Records:
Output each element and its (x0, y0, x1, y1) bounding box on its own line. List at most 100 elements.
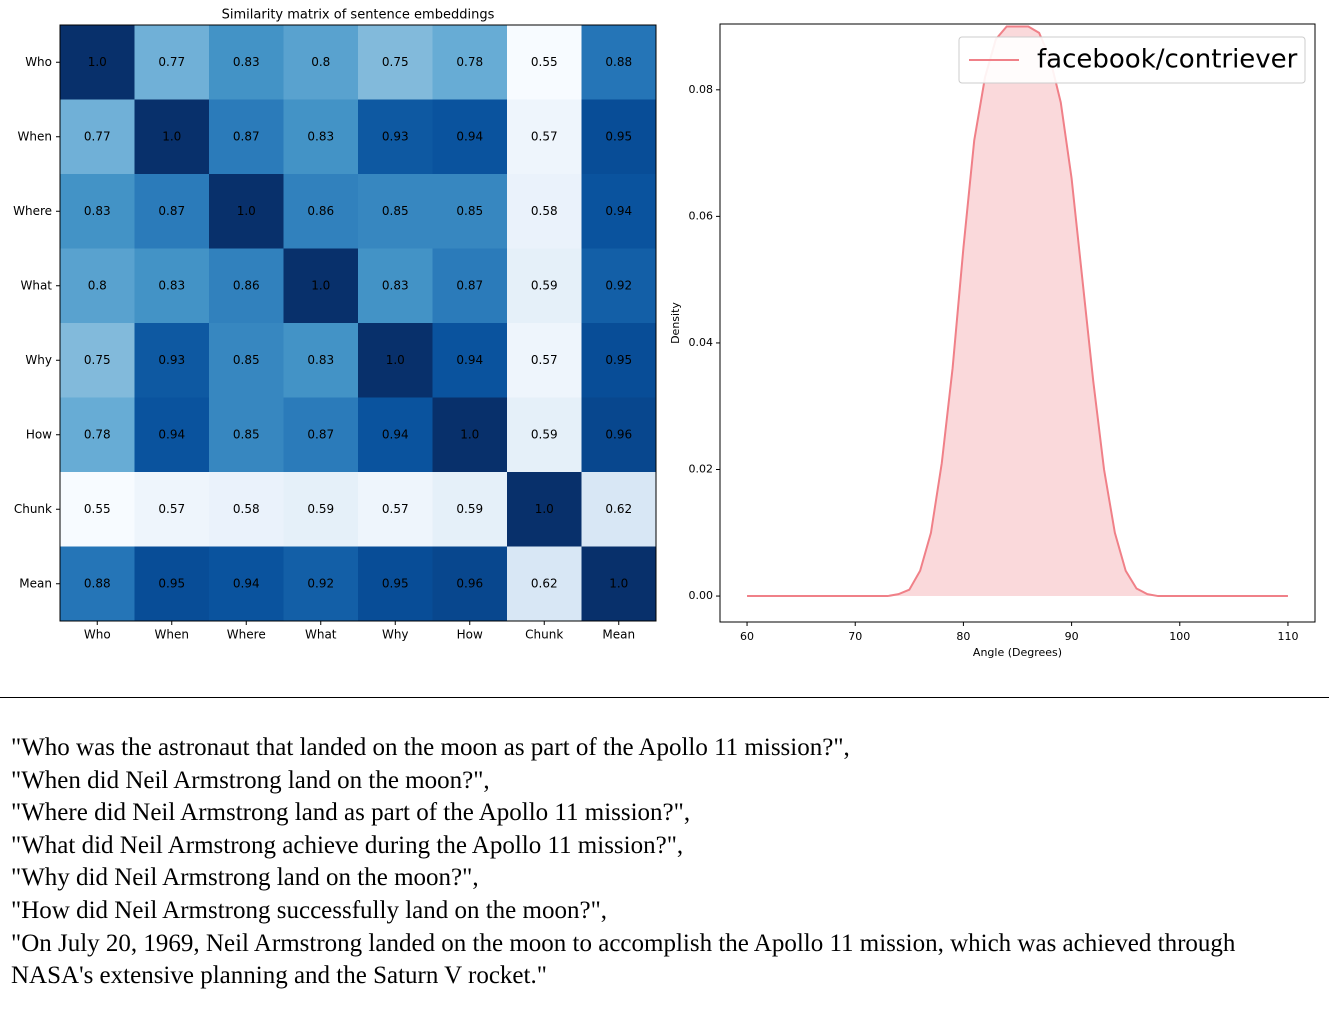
cell-label: 0.92 (605, 278, 632, 292)
cell-label: 0.78 (84, 427, 111, 441)
sentence: "Who was the astronaut that landed on th… (11, 734, 850, 761)
cell-label: 0.95 (605, 353, 632, 367)
axes-frame (719, 23, 1316, 623)
sentence: "When did Neil Armstrong land on the moo… (11, 766, 490, 794)
x-tick-label: When (155, 628, 189, 642)
sentence-list: "Who was the astronaut that landed on th… (11, 732, 1271, 993)
cell-label: 0.57 (531, 129, 558, 143)
heatmap-cell (134, 174, 210, 249)
cell-label: 0.86 (307, 204, 334, 218)
cell-label: 0.55 (84, 502, 111, 516)
heatmap-cell (507, 323, 582, 398)
cell-label: 0.83 (307, 129, 334, 143)
y-tick-label: 0.06 (689, 209, 714, 222)
y-tick-label: Why (25, 353, 52, 367)
cell-label: 0.55 (531, 55, 558, 69)
cell-label: 0.58 (531, 204, 558, 218)
x-tick-label: 80 (956, 630, 970, 643)
x-tick-label: 110 (1277, 630, 1298, 643)
heatmap-cell (507, 397, 582, 473)
cell-label: 0.57 (158, 502, 185, 516)
heatmap-cell (432, 25, 508, 100)
heatmap-cell (507, 25, 582, 100)
heatmap-cell (581, 99, 657, 175)
sentence: "On July 20, 1969, Neil Armstrong landed… (11, 929, 1236, 990)
heatmap-cell (581, 323, 657, 398)
cell-label: 0.94 (382, 427, 409, 441)
cell-label: 0.94 (456, 129, 483, 143)
cell-label: 0.93 (382, 129, 409, 143)
cell-label: 1.0 (88, 55, 107, 69)
x-tick-label: Who (84, 628, 111, 642)
heatmap-cell (358, 472, 433, 547)
sentence: "How did Neil Armstrong successfully lan… (11, 896, 608, 924)
heatmap-cell (134, 248, 210, 324)
heatmap-cell (432, 397, 508, 473)
heatmap-cell (60, 397, 135, 473)
cell-label: 0.57 (382, 502, 409, 516)
sentence: "Where did Neil Armstrong land as part o… (11, 799, 691, 827)
cell-label: 0.57 (531, 353, 558, 367)
heatmap-cell (134, 397, 210, 473)
y-tick-label: Chunk (14, 502, 52, 516)
cell-label: 0.75 (84, 353, 111, 367)
cell-label: 1.0 (535, 502, 554, 516)
cell-label: 0.8 (88, 278, 107, 292)
cell-label: 0.77 (84, 129, 111, 143)
heatmap-cell (581, 546, 657, 622)
y-tick-label: What (20, 278, 52, 292)
heatmap-cell (60, 323, 135, 398)
separator (0, 697, 1329, 698)
cell-label: 0.59 (307, 502, 334, 516)
cell-label: 0.88 (605, 55, 632, 69)
y-tick-label: 0.00 (689, 589, 714, 602)
cell-label: 0.75 (382, 55, 409, 69)
cell-label: 1.0 (311, 278, 330, 292)
cell-label: 0.85 (233, 353, 260, 367)
x-tick-label: Chunk (525, 628, 563, 642)
y-tick-label: 0.02 (689, 462, 714, 475)
heatmap-cell (507, 174, 582, 249)
heatmap-cell (283, 546, 359, 622)
heatmap-cell (507, 546, 582, 622)
heatmap-cell (507, 248, 582, 324)
cell-label: 0.83 (158, 278, 185, 292)
heatmap-cell (209, 472, 284, 547)
heatmap-cell (209, 546, 284, 622)
heatmap-cell (209, 174, 284, 249)
heatmap-cell (60, 25, 135, 100)
sentence: "Why did Neil Armstrong land on the moon… (11, 864, 479, 892)
y-tick-label: Who (25, 55, 52, 69)
heatmap-cell (432, 248, 508, 324)
x-tick-label: 60 (740, 630, 754, 643)
heatmap-cell (60, 99, 135, 175)
x-tick-label: 90 (1065, 630, 1079, 643)
heatmap-cell (134, 99, 210, 175)
cell-label: 0.87 (456, 278, 483, 292)
heatmap-cell (581, 248, 657, 324)
cell-label: 0.85 (233, 427, 260, 441)
heatmap-cell (432, 174, 508, 249)
heatmap-cell (358, 546, 433, 622)
heatmap-cell (283, 25, 359, 100)
charts: Similarity matrix of sentence embeddings… (13, 8, 1316, 659)
y-tick-label: 0.08 (689, 83, 714, 96)
cell-label: 0.87 (158, 204, 185, 218)
x-tick-label: How (457, 628, 483, 642)
cell-label: 0.62 (531, 576, 558, 590)
heatmap-cell (60, 472, 135, 547)
cell-label: 0.94 (605, 204, 632, 218)
cell-label: 0.92 (307, 576, 334, 590)
heatmap-cell (581, 25, 657, 100)
cell-label: 0.62 (605, 502, 632, 516)
cell-label: 0.87 (233, 129, 260, 143)
cell-label: 0.95 (382, 576, 409, 590)
cell-label: 0.88 (84, 576, 111, 590)
heatmap-cell (581, 472, 657, 547)
heatmap-cell (283, 323, 359, 398)
heatmap-cell (581, 174, 657, 249)
chart-title: Similarity matrix of sentence embeddings (222, 8, 495, 23)
heatmap-cell (507, 472, 582, 547)
heatmap-cell (283, 248, 359, 324)
x-tick-label: What (305, 628, 337, 642)
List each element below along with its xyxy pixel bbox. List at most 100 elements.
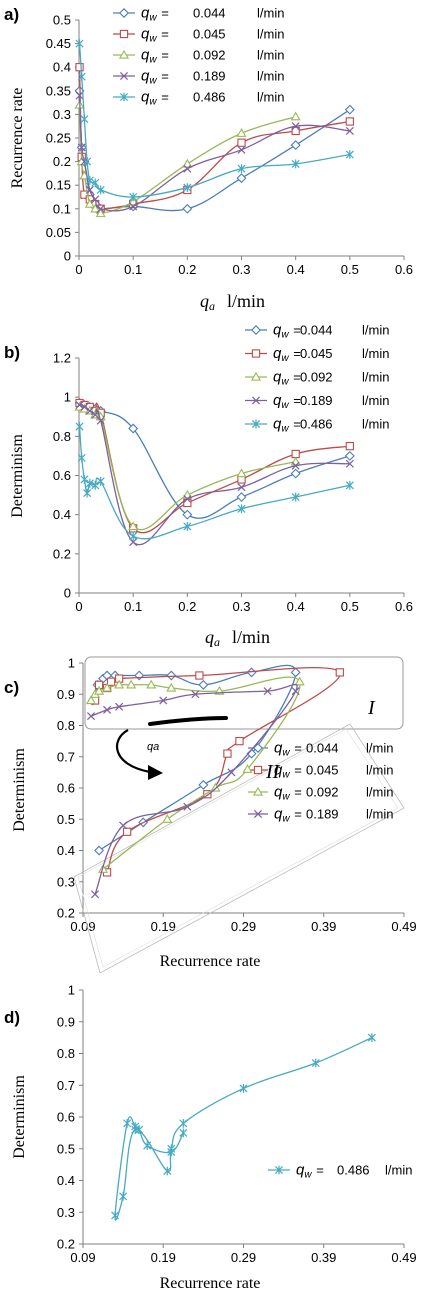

Work instructions: Print every line of the listing above without any changes, leaving out the pictures.

Written response:
Output each element and its (x0, y0, x1, y1) bounding box on its own line. List at most 100 elements.
cell-label: 0.92 (605, 278, 632, 292)
cell-label: 0.78 (84, 427, 111, 441)
sentence: "Who was the astronaut that landed on th… (11, 734, 850, 761)
cell-label: 0.95 (605, 353, 632, 367)
axes-frame (719, 23, 1316, 623)
sentence: "When did Neil Armstrong land on the moo… (11, 766, 490, 794)
x-tick-label: When (155, 628, 189, 642)
sentence-list: "Who was the astronaut that landed on th… (11, 732, 1271, 993)
cell-label: 0.57 (531, 129, 558, 143)
heatmap-cell (134, 174, 210, 249)
cell-label: 0.86 (307, 204, 334, 218)
cell-label: 0.55 (84, 502, 111, 516)
heatmap-cell (507, 323, 582, 398)
cell-label: 0.83 (307, 129, 334, 143)
y-tick-label: 0.06 (689, 209, 714, 222)
y-tick-label: Why (25, 353, 52, 367)
cell-label: 0.55 (531, 55, 558, 69)
cell-label: 0.58 (531, 204, 558, 218)
x-tick-label: 80 (956, 630, 970, 643)
x-tick-label: 110 (1277, 630, 1298, 643)
heatmap-cell (507, 397, 582, 473)
cell-label: 0.57 (158, 502, 185, 516)
heatmap-cell (432, 25, 508, 100)
heatmap-cell (507, 25, 582, 100)
heatmap-cell (581, 99, 657, 175)
sentence: "On July 20, 1969, Neil Armstrong landed… (11, 929, 1236, 990)
heatmap-cell (581, 323, 657, 398)
cell-label: 0.94 (382, 427, 409, 441)
cell-label: 0.94 (456, 129, 483, 143)
cell-label: 0.93 (382, 129, 409, 143)
cell-label: 1.0 (88, 55, 107, 69)
x-tick-label: Who (84, 628, 111, 642)
heatmap-cell (358, 472, 433, 547)
sentence: "How did Neil Armstrong successfully lan… (11, 896, 608, 924)
heatmap-cell (134, 248, 210, 324)
heatmap-cell (432, 397, 508, 473)
heatmap-cell (60, 397, 135, 473)
cell-label: 0.57 (382, 502, 409, 516)
sentence: "Where did Neil Armstrong land as part o… (11, 799, 691, 827)
cell-label: 0.57 (531, 353, 558, 367)
heatmap-cell (134, 397, 210, 473)
y-tick-label: Chunk (14, 502, 52, 516)
cell-label: 0.75 (84, 353, 111, 367)
cell-label: 1.0 (535, 502, 554, 516)
cell-label: 0.8 (88, 278, 107, 292)
cell-label: 0.77 (84, 129, 111, 143)
heatmap-cell (581, 546, 657, 622)
y-tick-label: What (20, 278, 52, 292)
heatmap-cell (60, 323, 135, 398)
separator (0, 697, 1329, 698)
cell-label: 0.59 (307, 502, 334, 516)
cell-label: 0.88 (605, 55, 632, 69)
y-tick-label: 0.00 (689, 589, 714, 602)
cell-label: 0.75 (382, 55, 409, 69)
cell-label: 1.0 (311, 278, 330, 292)
cell-label: 0.85 (233, 353, 260, 367)
x-tick-label: Chunk (525, 628, 563, 642)
y-tick-label: 0.02 (689, 462, 714, 475)
heatmap-cell (507, 174, 582, 249)
heatmap-cell (283, 546, 359, 622)
heatmap-cell (507, 546, 582, 622)
heatmap-cell (507, 248, 582, 324)
cell-label: 0.83 (158, 278, 185, 292)
heatmap-cell (209, 472, 284, 547)
heatmap-cell (209, 546, 284, 622)
heatmap-cell (209, 174, 284, 249)
heatmap-cell (60, 25, 135, 100)
sentence: "Why did Neil Armstrong land on the moon… (11, 864, 479, 892)
y-tick-label: Who (25, 55, 52, 69)
heatmap-cell (432, 248, 508, 324)
x-tick-label: 60 (740, 630, 754, 643)
heatmap-cell (60, 99, 135, 175)
x-tick-label: 90 (1065, 630, 1079, 643)
heatmap-cell (134, 99, 210, 175)
cell-label: 0.87 (456, 278, 483, 292)
heatmap-cell (581, 248, 657, 324)
cell-label: 0.85 (233, 427, 260, 441)
heatmap-cell (432, 174, 508, 249)
heatmap-cell (358, 546, 433, 622)
heatmap-cell (283, 25, 359, 100)
charts: Similarity matrix of sentence embeddings… (13, 8, 1316, 659)
y-tick-label: 0.08 (689, 83, 714, 96)
cell-label: 0.87 (158, 204, 185, 218)
x-tick-label: How (457, 628, 483, 642)
cell-label: 0.62 (531, 576, 558, 590)
heatmap-cell (60, 472, 135, 547)
cell-label: 0.94 (605, 204, 632, 218)
cell-label: 0.92 (307, 576, 334, 590)
heatmap-cell (581, 25, 657, 100)
cell-label: 0.62 (605, 502, 632, 516)
cell-label: 0.87 (233, 129, 260, 143)
cell-label: 0.95 (382, 576, 409, 590)
cell-label: 0.88 (84, 576, 111, 590)
heatmap-cell (581, 472, 657, 547)
heatmap-cell (283, 323, 359, 398)
heatmap-cell (581, 174, 657, 249)
chart-title: Similarity matrix of sentence embeddings (222, 8, 495, 23)
heatmap-cell (507, 472, 582, 547)
heatmap-cell (283, 248, 359, 324)
x-tick-label: What (305, 628, 337, 642)
List each element below along with its xyxy pixel bbox. List at most 100 elements.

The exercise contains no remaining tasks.